_DATA FOR THIS TASK_
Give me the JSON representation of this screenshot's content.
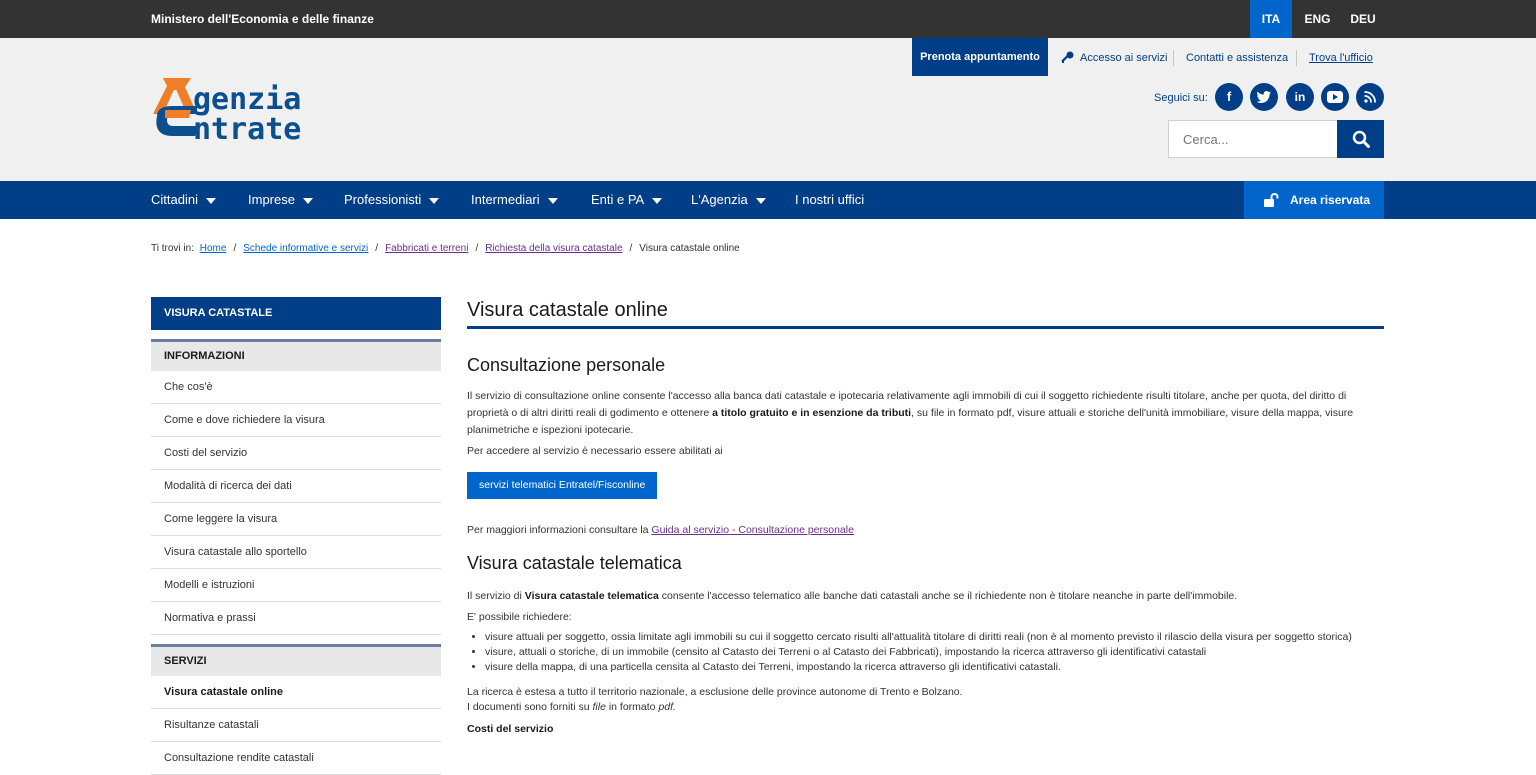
{
  "topbar": {
    "ministry": "Ministero dell'Economia e delle finanze",
    "languages": [
      {
        "label": "ITA",
        "active": true
      },
      {
        "label": "ENG",
        "active": false
      },
      {
        "label": "DEU",
        "active": false
      }
    ]
  },
  "header": {
    "logo_line1": "genzia",
    "logo_line2": "ntrate",
    "utility": {
      "prenota": "Prenota appuntamento",
      "accesso": "Accesso ai servizi",
      "contatti": "Contatti e assistenza",
      "trova": "Trova l'ufficio"
    },
    "seguici": "Seguici su:",
    "social_icons": [
      "facebook-icon",
      "twitter-icon",
      "linkedin-icon",
      "youtube-icon",
      "rss-icon"
    ],
    "search_placeholder": "Cerca..."
  },
  "nav": {
    "items": [
      {
        "label": "Cittadini"
      },
      {
        "label": "Imprese"
      },
      {
        "label": "Professionisti"
      },
      {
        "label": "Intermediari"
      },
      {
        "label": "Enti e PA"
      },
      {
        "label": "L'Agenzia"
      },
      {
        "label": "I nostri uffici"
      }
    ],
    "area_riservata": "Area riservata"
  },
  "breadcrumb": {
    "prefix": "Ti trovi in:",
    "items": [
      "Home",
      "Schede informative e servizi",
      "Fabbricati e terreni",
      "Richiesta della visura catastale"
    ],
    "current": "Visura catastale online"
  },
  "sidebar": {
    "title": "VISURA CATASTALE",
    "section_info": "INFORMAZIONI",
    "info_items": [
      "Che cos'è",
      "Come e dove richiedere la visura",
      "Costi del servizio",
      "Modalità di ricerca dei dati",
      "Come leggere la visura",
      "Visura catastale allo sportello",
      "Modelli e istruzioni",
      "Normativa e prassi"
    ],
    "section_servizi": "SERVIZI",
    "servizi_items": [
      "Visura catastale online",
      "Risultanze catastali",
      "Consultazione rendite catastali"
    ]
  },
  "main": {
    "title": "Visura catastale online",
    "h2_personale": "Consultazione personale",
    "p1_a": "Il servizio di consultazione online consente l'accesso alla banca dati catastale e ipotecaria relativamente agli immobili di cui il soggetto richiedente risulti titolare, anche per quota, del diritto di proprietà o di altri diritti reali di godimento e ottenere ",
    "p1_bold": "a titolo gratuito e in esenzione da tributi",
    "p1_b": ", su file in formato pdf, visure attuali e storiche dell'unità immobiliare, visure della mappa, visure planimetriche e ispezioni ipotecarie.",
    "p2": "Per accedere al servizio è necessario essere abilitati ai",
    "btn_servizi": "servizi telematici Entratel/Fisconline",
    "p3_prefix": "Per maggiori informazioni consultare la ",
    "p3_link": "Guida al servizio - Consultazione personale",
    "h2_telematica": "Visura catastale telematica",
    "p4_a": "Il servizio di ",
    "p4_bold": "Visura catastale telematica",
    "p4_b": " consente l'accesso telematico alle banche dati catastali anche se il richiedente non è titolare neanche in parte dell'immobile.",
    "p5": "E' possibile richiedere:",
    "bullets": [
      "visure attuali per soggetto, ossia limitate agli immobili su cui il soggetto cercato risulti all'attualità titolare di diritti reali (non è al momento previsto il rilascio della visura per soggetto storica)",
      "visure, attuali o storiche, di un immobile (censito al Catasto dei Terreni o al Catasto dei Fabbricati), impostando la ricerca attraverso gli identificativi catastali",
      "visure della mappa, di una particella censita al Catasto dei Terreni, impostando la ricerca attraverso gli identificativi catastali."
    ],
    "p6": "La ricerca è estesa a tutto il territorio nazionale, a esclusione delle province autonome di Trento e Bolzano.",
    "p7_a": "I documenti sono forniti su ",
    "p7_i1": "file",
    "p7_b": " in formato ",
    "p7_i2": "pdf.",
    "costi_heading": "Costi del servizio"
  },
  "colors": {
    "primary": "#003f87",
    "accent": "#0066cc",
    "topbar": "#333333",
    "header_bg": "#f0f0f0",
    "visited_link": "#6b2f8f"
  }
}
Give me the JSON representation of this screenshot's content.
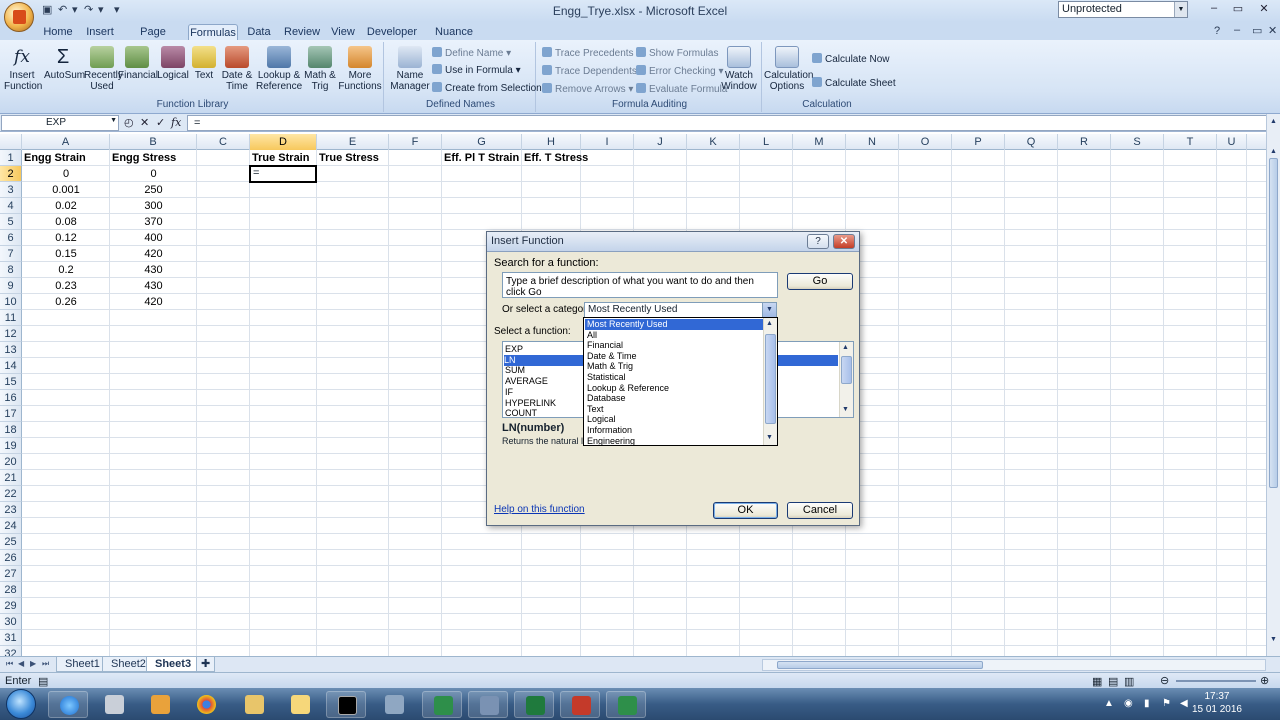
{
  "window": {
    "title": "Engg_Trye.xlsx - Microsoft Excel",
    "protection_status": "Unprotected"
  },
  "tabs": [
    "Home",
    "Insert",
    "Page Layout",
    "Formulas",
    "Data",
    "Review",
    "View",
    "Developer",
    "Nuance PDF"
  ],
  "active_tab": "Formulas",
  "ribbon": {
    "function_library": {
      "label": "Function Library",
      "buttons": [
        {
          "label": "Insert Function",
          "icon": "fx-icon"
        },
        {
          "label": "AutoSum",
          "icon": "sigma-icon"
        },
        {
          "label": "Recently Used",
          "icon": "book-icon"
        },
        {
          "label": "Financial",
          "icon": "book-icon"
        },
        {
          "label": "Logical",
          "icon": "book-icon"
        },
        {
          "label": "Text",
          "icon": "book-icon"
        },
        {
          "label": "Date & Time",
          "icon": "book-icon"
        },
        {
          "label": "Lookup & Reference",
          "icon": "book-icon"
        },
        {
          "label": "Math & Trig",
          "icon": "book-icon"
        },
        {
          "label": "More Functions",
          "icon": "book-icon"
        }
      ]
    },
    "defined_names": {
      "label": "Defined Names",
      "name_manager": "Name Manager",
      "define_name": "Define Name",
      "use_in_formula": "Use in Formula",
      "create_from_selection": "Create from Selection"
    },
    "formula_auditing": {
      "label": "Formula Auditing",
      "trace_precedents": "Trace Precedents",
      "trace_dependents": "Trace Dependents",
      "remove_arrows": "Remove Arrows",
      "show_formulas": "Show Formulas",
      "error_checking": "Error Checking",
      "evaluate_formula": "Evaluate Formula",
      "watch_window": "Watch Window"
    },
    "calculation": {
      "label": "Calculation",
      "calculation_options": "Calculation Options",
      "calculate_now": "Calculate Now",
      "calculate_sheet": "Calculate Sheet"
    }
  },
  "formula_bar": {
    "name_box": "EXP",
    "formula": "="
  },
  "columns": [
    "A",
    "B",
    "C",
    "D",
    "E",
    "F",
    "G",
    "H",
    "I",
    "J",
    "K",
    "L",
    "M",
    "N",
    "O",
    "P",
    "Q",
    "R",
    "S",
    "T",
    "U"
  ],
  "selected_column": "D",
  "rows": [
    "1",
    "2",
    "3",
    "4",
    "5",
    "6",
    "7",
    "8",
    "9",
    "10",
    "11",
    "12",
    "13",
    "14",
    "15",
    "16",
    "17",
    "18",
    "19",
    "20",
    "21",
    "22",
    "23",
    "24",
    "25",
    "26",
    "27",
    "28",
    "29",
    "30",
    "31",
    "32"
  ],
  "selected_row": "2",
  "headers": {
    "A1": "Engg Strain",
    "B1": "Engg Stress",
    "D1": "True Strain",
    "E1": "True Stress",
    "G1": "Eff. Pl T Strain",
    "H1": "Eff. T Stress"
  },
  "data_rows": [
    {
      "strain": "0",
      "stress": "0"
    },
    {
      "strain": "0.001",
      "stress": "250"
    },
    {
      "strain": "0.02",
      "stress": "300"
    },
    {
      "strain": "0.08",
      "stress": "370"
    },
    {
      "strain": "0.12",
      "stress": "400"
    },
    {
      "strain": "0.15",
      "stress": "420"
    },
    {
      "strain": "0.2",
      "stress": "430"
    },
    {
      "strain": "0.23",
      "stress": "430"
    },
    {
      "strain": "0.26",
      "stress": "420"
    }
  ],
  "active_cell_value": "=",
  "sheets": [
    "Sheet1",
    "Sheet2",
    "Sheet3"
  ],
  "active_sheet": "Sheet3",
  "status": {
    "mode": "Enter"
  },
  "taskbar": {
    "time": "17:37",
    "date": "15 01 2016"
  },
  "dialog": {
    "title": "Insert Function",
    "search_label": "Search for a function:",
    "search_value": "Type a brief description of what you want to do and then click Go",
    "go_button": "Go",
    "category_label": "Or select a category:",
    "category_value": "Most Recently Used",
    "select_function_label": "Select a function:",
    "functions": [
      "EXP",
      "LN",
      "SUM",
      "AVERAGE",
      "IF",
      "HYPERLINK",
      "COUNT"
    ],
    "selected_function": "LN",
    "signature": "LN(number)",
    "description": "Returns the natural lo",
    "help_link": "Help on this function",
    "ok_button": "OK",
    "cancel_button": "Cancel",
    "categories": [
      "Most Recently Used",
      "All",
      "Financial",
      "Date & Time",
      "Math & Trig",
      "Statistical",
      "Lookup & Reference",
      "Database",
      "Text",
      "Logical",
      "Information",
      "Engineering"
    ],
    "highlighted_category": "Most Recently Used"
  }
}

_CHALLENGE_
Find the word "diritti" in the material, then list each line that holds it.

_RESULT FOR THIS EXERCISE_
    "p1_a": "Il servizio di consultazione online consente l'accesso alla banca dati catastale e ipotecaria relativamente agli immobili di cui il soggetto richiedente risulti titolare, anche per quota, del diritto di proprietà o di altri diritti reali di godimento e ottenere ",
      "visure attuali per soggetto, ossia limitate agli immobili su cui il soggetto cercato risulti all'attualità titolare di diritti reali (non è al momento previsto il rilascio della visura per soggetto storica)",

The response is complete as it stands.